▶ TO DO
Retype exactly the lines that start at the line with "Give me the" and end at the final line, both included, and leave out every picture.

--- start of INPUT MATERIAL ---

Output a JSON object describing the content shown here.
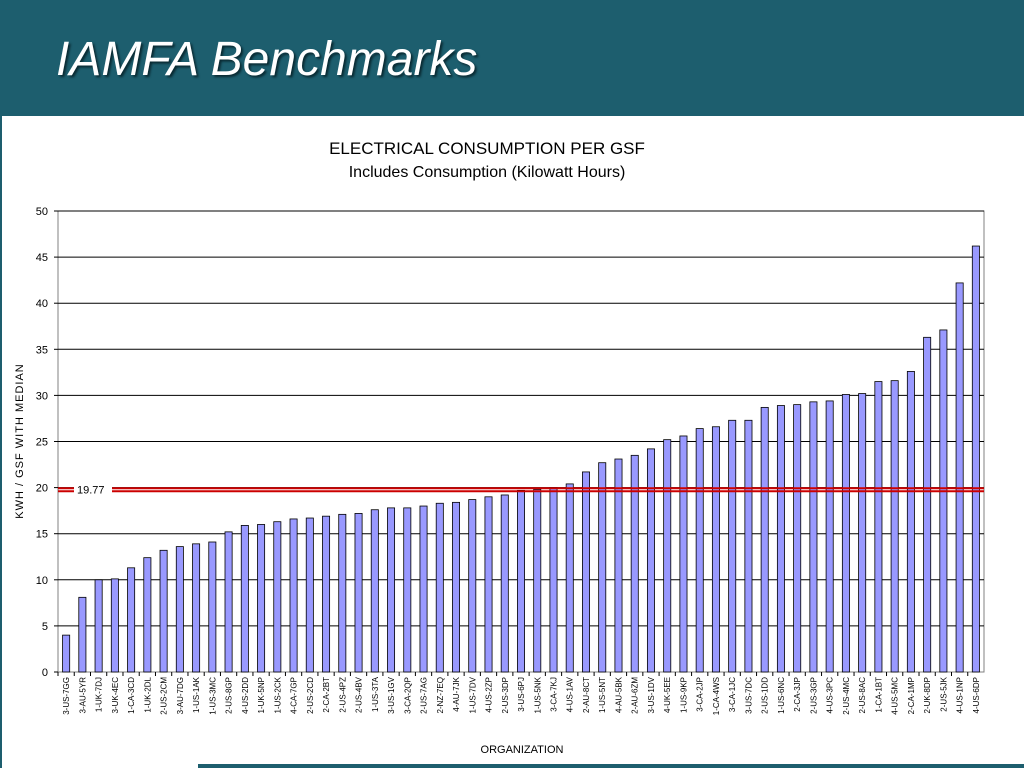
{
  "slide": {
    "title": "IAMFA Benchmarks"
  },
  "colors": {
    "header": "#1d5e6e",
    "bar_fill": "#9999ff",
    "bar_stroke": "#000000",
    "median_line": "#cc0000"
  },
  "chart_data": {
    "type": "bar",
    "title": "ELECTRICAL CONSUMPTION PER  GSF",
    "subtitle": "Includes Consumption (Kilowatt Hours)",
    "xlabel": "ORGANIZATION",
    "ylabel": "KWH / GSF WITH MEDIAN",
    "ylim": [
      0,
      50
    ],
    "yticks": [
      0,
      5,
      10,
      15,
      20,
      25,
      30,
      35,
      40,
      45,
      50
    ],
    "grid": true,
    "legend": "none",
    "median": {
      "value": 19.77,
      "label": "19.77"
    },
    "categories": [
      "3-US-7GG",
      "3-AU-5YR",
      "1-UK-7DJ",
      "3-UK-4EC",
      "1-CA-3CD",
      "1-UK-2DL",
      "2-US-2CM",
      "3-AU-7DG",
      "1-US-1AK",
      "1-US-3MC",
      "2-US-8GP",
      "4-US-2DD",
      "1-UK-5NP",
      "1-US-2CK",
      "4-CA-7GP",
      "2-US-2CD",
      "2-CA-2BT",
      "2-US-4PZ",
      "2-US-4BV",
      "1-US-3TA",
      "3-US-1GV",
      "3-CA-2QP",
      "2-US-7AG",
      "2-NZ-7EQ",
      "4-AU-7JK",
      "1-US-7DV",
      "4-US-2ZP",
      "2-US-3DP",
      "3-US-6PJ",
      "1-US-5NK",
      "3-CA-7KJ",
      "4-US-1AV",
      "2-AU-8CT",
      "1-US-5NT",
      "4-AU-5BK",
      "2-AU-6ZM",
      "3-US-1DV",
      "4-UK-5EE",
      "1-US-9KP",
      "3-CA-2JP",
      "1-CA-4WS",
      "3-CA-1JC",
      "3-US-7DC",
      "2-US-1DD",
      "1-US-6NC",
      "2-CA-3JP",
      "2-US-3GP",
      "4-US-3PC",
      "2-US-4MC",
      "2-US-8AC",
      "1-CA-1BT",
      "4-US-5MC",
      "2-CA-1MP",
      "2-UK-8DP",
      "2-US-5JK",
      "4-US-1NP",
      "4-US-6DP"
    ],
    "values": [
      4.0,
      8.1,
      10.0,
      10.1,
      11.3,
      12.4,
      13.2,
      13.6,
      13.9,
      14.1,
      15.2,
      15.9,
      16.0,
      16.3,
      16.6,
      16.7,
      16.9,
      17.1,
      17.2,
      17.6,
      17.8,
      17.8,
      18.0,
      18.3,
      18.4,
      18.7,
      19.0,
      19.2,
      19.7,
      19.8,
      20.0,
      20.4,
      21.7,
      22.7,
      23.1,
      23.5,
      24.2,
      25.2,
      25.6,
      26.4,
      26.6,
      27.3,
      27.3,
      28.7,
      28.9,
      29.0,
      29.3,
      29.4,
      30.1,
      30.2,
      31.5,
      31.6,
      32.6,
      36.3,
      37.1,
      42.2,
      46.2
    ]
  }
}
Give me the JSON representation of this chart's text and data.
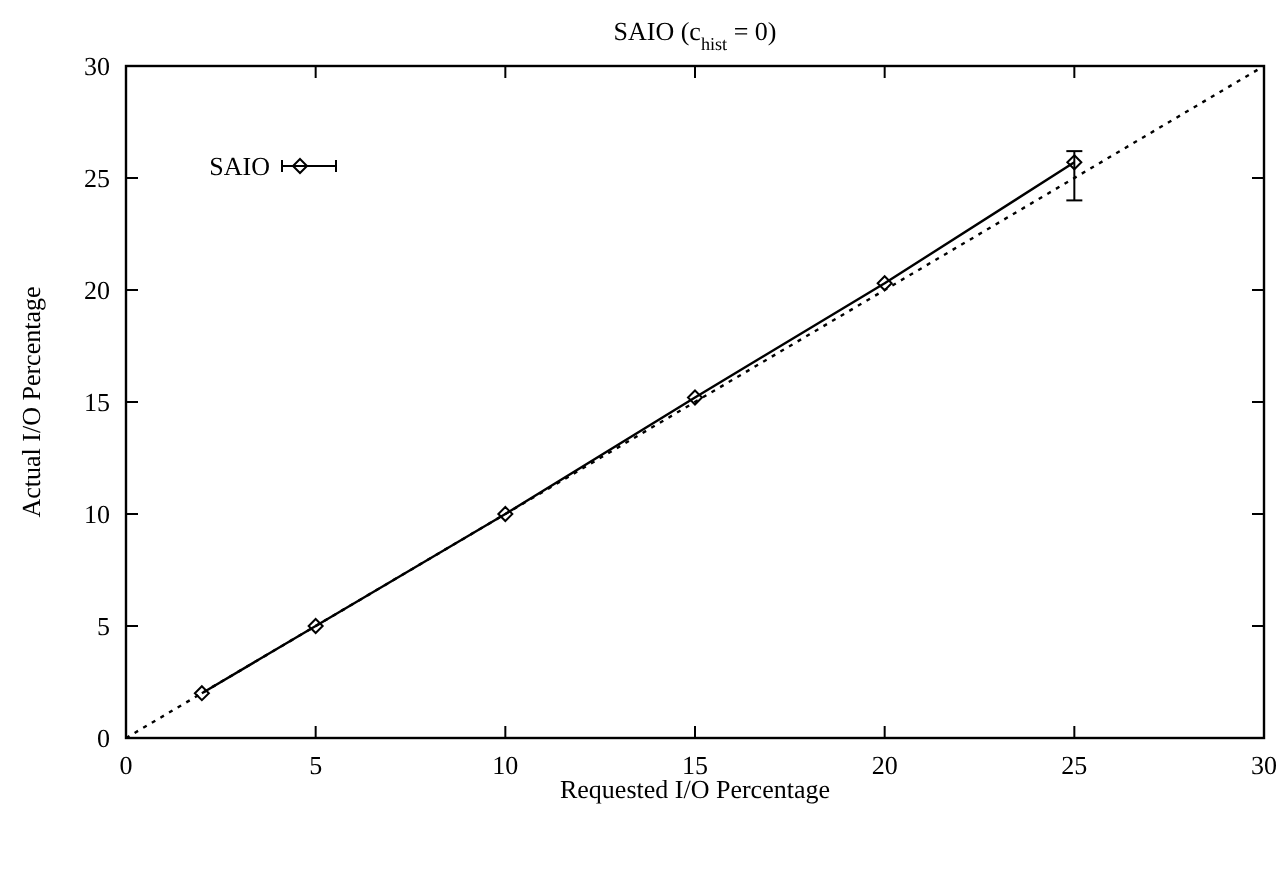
{
  "chart_data": {
    "type": "line",
    "title": "SAIO (c$_{hist}$ = 0)",
    "xlabel": "Requested I/O Percentage",
    "ylabel": "Actual I/O Percentage",
    "xlim": [
      0,
      30
    ],
    "xticks": [
      0,
      5,
      10,
      15,
      20,
      25,
      30
    ],
    "ylim": [
      0,
      30
    ],
    "yticks": [
      0,
      5,
      10,
      15,
      20,
      25,
      30
    ],
    "legend": "top left",
    "grid": false,
    "series": [
      {
        "name": "SAIO",
        "color": "#000000",
        "x": [
          2,
          5,
          10,
          15,
          20,
          25
        ],
        "values": [
          2,
          5,
          10,
          15.2,
          20.3,
          25.7
        ],
        "errors": [
          null,
          null,
          null,
          null,
          null,
          [
            24,
            26.2
          ]
        ],
        "marker": "diamond",
        "line_style": "solid"
      },
      {
        "type": "line",
        "color": "#000000",
        "x": [
          0,
          30
        ],
        "values": [
          0,
          30
        ],
        "marker": "none",
        "line_style": "dotted"
      }
    ]
  }
}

--- end of INPUT MATERIAL ---

▶ EXERCISE RESPONSE
Give me the JSON representation of this chart's text and data.
{
  "chart_data": {
    "type": "line",
    "title": "SAIO (c$_{hist}$ = 0)",
    "xlabel": "Requested I/O Percentage",
    "ylabel": "Actual I/O Percentage",
    "xlim": [
      0,
      30
    ],
    "xticks": [
      0,
      5,
      10,
      15,
      20,
      25,
      30
    ],
    "ylim": [
      0,
      30
    ],
    "yticks": [
      0,
      5,
      10,
      15,
      20,
      25,
      30
    ],
    "legend": "top left",
    "grid": false,
    "series": [
      {
        "name": "SAIO",
        "color": "#000000",
        "x": [
          2,
          5,
          10,
          15,
          20,
          25
        ],
        "values": [
          2,
          5,
          10,
          15.2,
          20.3,
          25.7
        ],
        "errors": [
          null,
          null,
          null,
          null,
          null,
          [
            24,
            26.2
          ]
        ],
        "marker": "diamond",
        "line_style": "solid"
      },
      {
        "type": "line",
        "color": "#000000",
        "x": [
          0,
          30
        ],
        "values": [
          0,
          30
        ],
        "marker": "none",
        "line_style": "dotted"
      }
    ]
  }
}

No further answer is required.